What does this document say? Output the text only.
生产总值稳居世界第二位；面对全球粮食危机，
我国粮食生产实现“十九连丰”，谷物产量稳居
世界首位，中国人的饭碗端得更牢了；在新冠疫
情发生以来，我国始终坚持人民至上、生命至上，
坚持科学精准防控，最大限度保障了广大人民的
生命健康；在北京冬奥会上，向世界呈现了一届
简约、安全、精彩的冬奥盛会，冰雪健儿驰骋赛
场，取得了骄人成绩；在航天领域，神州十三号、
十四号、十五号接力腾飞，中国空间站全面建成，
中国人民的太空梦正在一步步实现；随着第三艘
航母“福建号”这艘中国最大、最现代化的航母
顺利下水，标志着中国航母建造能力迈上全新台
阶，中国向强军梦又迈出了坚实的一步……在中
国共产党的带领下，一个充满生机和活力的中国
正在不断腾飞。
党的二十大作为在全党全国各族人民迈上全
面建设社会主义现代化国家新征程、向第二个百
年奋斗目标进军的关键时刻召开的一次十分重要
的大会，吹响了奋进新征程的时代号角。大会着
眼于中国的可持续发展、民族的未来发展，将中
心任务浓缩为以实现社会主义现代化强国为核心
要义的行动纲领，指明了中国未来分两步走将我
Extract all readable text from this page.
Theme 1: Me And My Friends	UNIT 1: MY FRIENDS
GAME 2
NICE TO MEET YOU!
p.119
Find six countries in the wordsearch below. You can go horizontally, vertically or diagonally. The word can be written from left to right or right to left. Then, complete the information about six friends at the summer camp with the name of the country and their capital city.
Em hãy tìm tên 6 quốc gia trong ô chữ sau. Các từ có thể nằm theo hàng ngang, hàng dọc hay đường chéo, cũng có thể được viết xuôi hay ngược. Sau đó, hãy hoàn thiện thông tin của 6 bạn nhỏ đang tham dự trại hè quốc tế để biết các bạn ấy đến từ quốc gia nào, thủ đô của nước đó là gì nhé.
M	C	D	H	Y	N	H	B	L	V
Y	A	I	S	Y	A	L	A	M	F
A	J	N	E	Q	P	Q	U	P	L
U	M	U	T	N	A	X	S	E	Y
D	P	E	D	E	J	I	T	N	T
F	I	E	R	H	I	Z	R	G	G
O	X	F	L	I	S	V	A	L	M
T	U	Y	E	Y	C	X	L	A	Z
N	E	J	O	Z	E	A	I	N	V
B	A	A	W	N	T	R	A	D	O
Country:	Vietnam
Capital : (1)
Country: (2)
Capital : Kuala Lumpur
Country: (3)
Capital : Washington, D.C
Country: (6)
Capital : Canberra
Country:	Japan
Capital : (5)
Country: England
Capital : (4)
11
##############################
**Written task:** Reproduce the material exactly, with every line intact.

**Answer below:**
What does this document say? Output the text only.
生产总值稳居世界第二位；面对全球粮食危机，
我国粮食生产实现“十九连丰”，谷物产量稳居
世界首位，中国人的饭碗端得更牢了；在新冠疫
情发生以来，我国始终坚持人民至上、生命至上，
坚持科学精准防控，最大限度保障了广大人民的
生命健康；在北京冬奥会上，向世界呈现了一届
简约、安全、精彩的冬奥盛会，冰雪健儿驰骋赛
场，取得了骄人成绩；在航天领域，神州十三号、
十四号、十五号接力腾飞，中国空间站全面建成，
中国人民的太空梦正在一步步实现；随着第三艘
航母“福建号”这艘中国最大、最现代化的航母
顺利下水，标志着中国航母建造能力迈上全新台
阶，中国向强军梦又迈出了坚实的一步……在中
国共产党的带领下，一个充满生机和活力的中国
正在不断腾飞。
党的二十大作为在全党全国各族人民迈上全
面建设社会主义现代化国家新征程、向第二个百
年奋斗目标进军的关键时刻召开的一次十分重要
的大会，吹响了奋进新征程的时代号角。大会着
眼于中国的可持续发展、民族的未来发展，将中
心任务浓缩为以实现社会主义现代化强国为核心
要义的行动纲领，指明了中国未来分两步走将我
Extract all readable text from this page.
Theme 1: Me And My Friends	UNIT 1: MY FRIENDS
GAME 2
NICE TO MEET YOU!
p.119
Find six countries in the wordsearch below. You can go horizontally, vertically or diagonally. The word can be written from left to right or right to left. Then, complete the information about six friends at the summer camp with the name of the country and their capital city.
Em hãy tìm tên 6 quốc gia trong ô chữ sau. Các từ có thể nằm theo hàng ngang, hàng dọc hay đường chéo, cũng có thể được viết xuôi hay ngược. Sau đó, hãy hoàn thiện thông tin của 6 bạn nhỏ đang tham dự trại hè quốc tế để biết các bạn ấy đến từ quốc gia nào, thủ đô của nước đó là gì nhé.
M	C	D	H	Y	N	H	B	L	V
Y	A	I	S	Y	A	L	A	M	F
A	J	N	E	Q	P	Q	U	P	L
U	M	U	T	N	A	X	S	E	Y
D	P	E	D	E	J	I	T	N	T
F	I	E	R	H	I	Z	R	G	G
O	X	F	L	I	S	V	A	L	M
T	U	Y	E	Y	C	X	L	A	Z
N	E	J	O	Z	E	A	I	N	V
B	A	A	W	N	T	R	A	D	O
Country:	Vietnam
Capital : (1)
Country: (2)
Capital : Kuala Lumpur
Country: (3)
Capital : Washington, D.C
Country: (6)
Capital : Canberra
Country:	Japan
Capital : (5)
Country: England
Capital : (4)
11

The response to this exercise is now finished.